#### TASK PROMPT
Count every line below in which "咨询电话" occurs, then give only the count.

Data records:

— BEGIN —

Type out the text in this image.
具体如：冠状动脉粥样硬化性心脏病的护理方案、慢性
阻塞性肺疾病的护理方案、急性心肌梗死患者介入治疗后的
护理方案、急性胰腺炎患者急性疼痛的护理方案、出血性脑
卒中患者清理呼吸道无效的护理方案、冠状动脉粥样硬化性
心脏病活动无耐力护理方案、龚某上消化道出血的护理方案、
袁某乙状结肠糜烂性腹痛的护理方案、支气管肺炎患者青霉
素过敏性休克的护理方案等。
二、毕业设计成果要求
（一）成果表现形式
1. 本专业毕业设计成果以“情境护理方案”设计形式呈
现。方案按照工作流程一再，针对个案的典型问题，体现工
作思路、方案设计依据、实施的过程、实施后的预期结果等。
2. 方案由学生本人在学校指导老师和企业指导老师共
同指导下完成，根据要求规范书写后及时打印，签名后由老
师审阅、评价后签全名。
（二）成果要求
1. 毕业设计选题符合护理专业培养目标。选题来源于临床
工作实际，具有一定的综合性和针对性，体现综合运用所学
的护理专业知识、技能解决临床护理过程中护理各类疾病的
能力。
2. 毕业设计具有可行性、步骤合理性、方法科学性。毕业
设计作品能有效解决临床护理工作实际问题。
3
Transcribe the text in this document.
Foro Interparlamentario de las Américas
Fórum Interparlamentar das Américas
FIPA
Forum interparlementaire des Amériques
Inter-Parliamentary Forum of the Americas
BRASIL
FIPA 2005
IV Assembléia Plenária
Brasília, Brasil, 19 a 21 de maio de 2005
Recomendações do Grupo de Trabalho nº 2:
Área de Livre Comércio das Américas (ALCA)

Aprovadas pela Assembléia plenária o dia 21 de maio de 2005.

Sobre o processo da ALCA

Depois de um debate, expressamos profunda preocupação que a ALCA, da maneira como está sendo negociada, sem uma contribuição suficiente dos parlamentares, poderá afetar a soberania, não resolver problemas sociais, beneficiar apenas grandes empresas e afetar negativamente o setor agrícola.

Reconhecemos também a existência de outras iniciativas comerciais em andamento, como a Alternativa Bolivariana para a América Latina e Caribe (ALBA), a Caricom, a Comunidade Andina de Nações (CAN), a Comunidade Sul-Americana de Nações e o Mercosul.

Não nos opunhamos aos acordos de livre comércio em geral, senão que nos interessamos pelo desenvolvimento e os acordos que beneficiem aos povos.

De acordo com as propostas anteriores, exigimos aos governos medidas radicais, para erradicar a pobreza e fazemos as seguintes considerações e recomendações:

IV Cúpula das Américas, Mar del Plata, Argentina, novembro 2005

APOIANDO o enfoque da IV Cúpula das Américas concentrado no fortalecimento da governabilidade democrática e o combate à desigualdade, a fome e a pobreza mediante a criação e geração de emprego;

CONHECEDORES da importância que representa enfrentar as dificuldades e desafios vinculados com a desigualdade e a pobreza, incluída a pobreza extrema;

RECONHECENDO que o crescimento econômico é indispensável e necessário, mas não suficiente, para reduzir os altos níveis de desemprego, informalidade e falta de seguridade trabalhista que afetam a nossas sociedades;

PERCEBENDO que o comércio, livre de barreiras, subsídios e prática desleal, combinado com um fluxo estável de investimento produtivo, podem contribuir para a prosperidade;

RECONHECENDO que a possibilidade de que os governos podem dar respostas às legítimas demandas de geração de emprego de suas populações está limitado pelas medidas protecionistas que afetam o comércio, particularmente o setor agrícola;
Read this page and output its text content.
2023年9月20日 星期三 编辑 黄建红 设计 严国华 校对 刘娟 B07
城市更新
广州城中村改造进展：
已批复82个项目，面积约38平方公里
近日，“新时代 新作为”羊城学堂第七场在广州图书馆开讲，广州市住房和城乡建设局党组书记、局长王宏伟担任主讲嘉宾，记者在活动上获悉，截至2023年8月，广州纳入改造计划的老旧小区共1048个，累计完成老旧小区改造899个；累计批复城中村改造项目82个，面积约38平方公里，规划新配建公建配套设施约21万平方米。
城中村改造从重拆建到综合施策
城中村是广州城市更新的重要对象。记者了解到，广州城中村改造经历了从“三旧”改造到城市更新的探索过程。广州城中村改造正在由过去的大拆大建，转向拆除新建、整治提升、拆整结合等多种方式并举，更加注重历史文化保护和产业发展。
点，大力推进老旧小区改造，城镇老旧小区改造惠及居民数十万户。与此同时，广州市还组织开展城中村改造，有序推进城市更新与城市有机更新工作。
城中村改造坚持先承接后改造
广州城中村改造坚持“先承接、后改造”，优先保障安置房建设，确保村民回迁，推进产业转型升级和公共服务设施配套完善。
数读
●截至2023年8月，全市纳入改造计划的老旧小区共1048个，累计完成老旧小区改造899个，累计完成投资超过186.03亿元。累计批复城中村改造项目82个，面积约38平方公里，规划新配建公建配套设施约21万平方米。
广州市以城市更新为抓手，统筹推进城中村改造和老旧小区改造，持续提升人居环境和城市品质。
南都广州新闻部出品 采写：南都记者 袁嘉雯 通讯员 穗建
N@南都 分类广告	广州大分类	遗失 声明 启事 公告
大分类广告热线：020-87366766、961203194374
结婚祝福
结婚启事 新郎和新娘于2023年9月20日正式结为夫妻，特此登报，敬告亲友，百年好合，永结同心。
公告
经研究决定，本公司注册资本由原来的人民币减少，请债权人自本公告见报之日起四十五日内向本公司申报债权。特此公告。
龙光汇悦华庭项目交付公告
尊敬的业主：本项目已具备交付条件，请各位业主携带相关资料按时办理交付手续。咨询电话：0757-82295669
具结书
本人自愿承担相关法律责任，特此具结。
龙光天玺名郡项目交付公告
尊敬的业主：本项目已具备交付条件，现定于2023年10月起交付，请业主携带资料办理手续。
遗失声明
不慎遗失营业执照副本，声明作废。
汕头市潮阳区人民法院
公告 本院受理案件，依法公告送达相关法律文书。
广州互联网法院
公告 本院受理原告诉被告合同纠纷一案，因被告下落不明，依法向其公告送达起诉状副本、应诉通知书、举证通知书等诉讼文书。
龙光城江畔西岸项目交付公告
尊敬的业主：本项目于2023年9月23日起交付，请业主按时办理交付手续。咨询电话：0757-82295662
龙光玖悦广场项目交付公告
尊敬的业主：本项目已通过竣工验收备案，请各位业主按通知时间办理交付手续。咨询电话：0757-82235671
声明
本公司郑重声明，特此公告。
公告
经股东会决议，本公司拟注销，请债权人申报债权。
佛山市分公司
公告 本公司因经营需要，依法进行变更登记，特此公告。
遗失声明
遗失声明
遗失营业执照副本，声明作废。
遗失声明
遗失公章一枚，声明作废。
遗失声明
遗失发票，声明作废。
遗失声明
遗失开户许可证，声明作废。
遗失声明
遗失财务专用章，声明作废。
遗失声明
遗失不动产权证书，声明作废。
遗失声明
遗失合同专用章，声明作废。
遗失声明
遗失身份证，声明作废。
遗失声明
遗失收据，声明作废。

— END —

#### TASK OUTPUT
3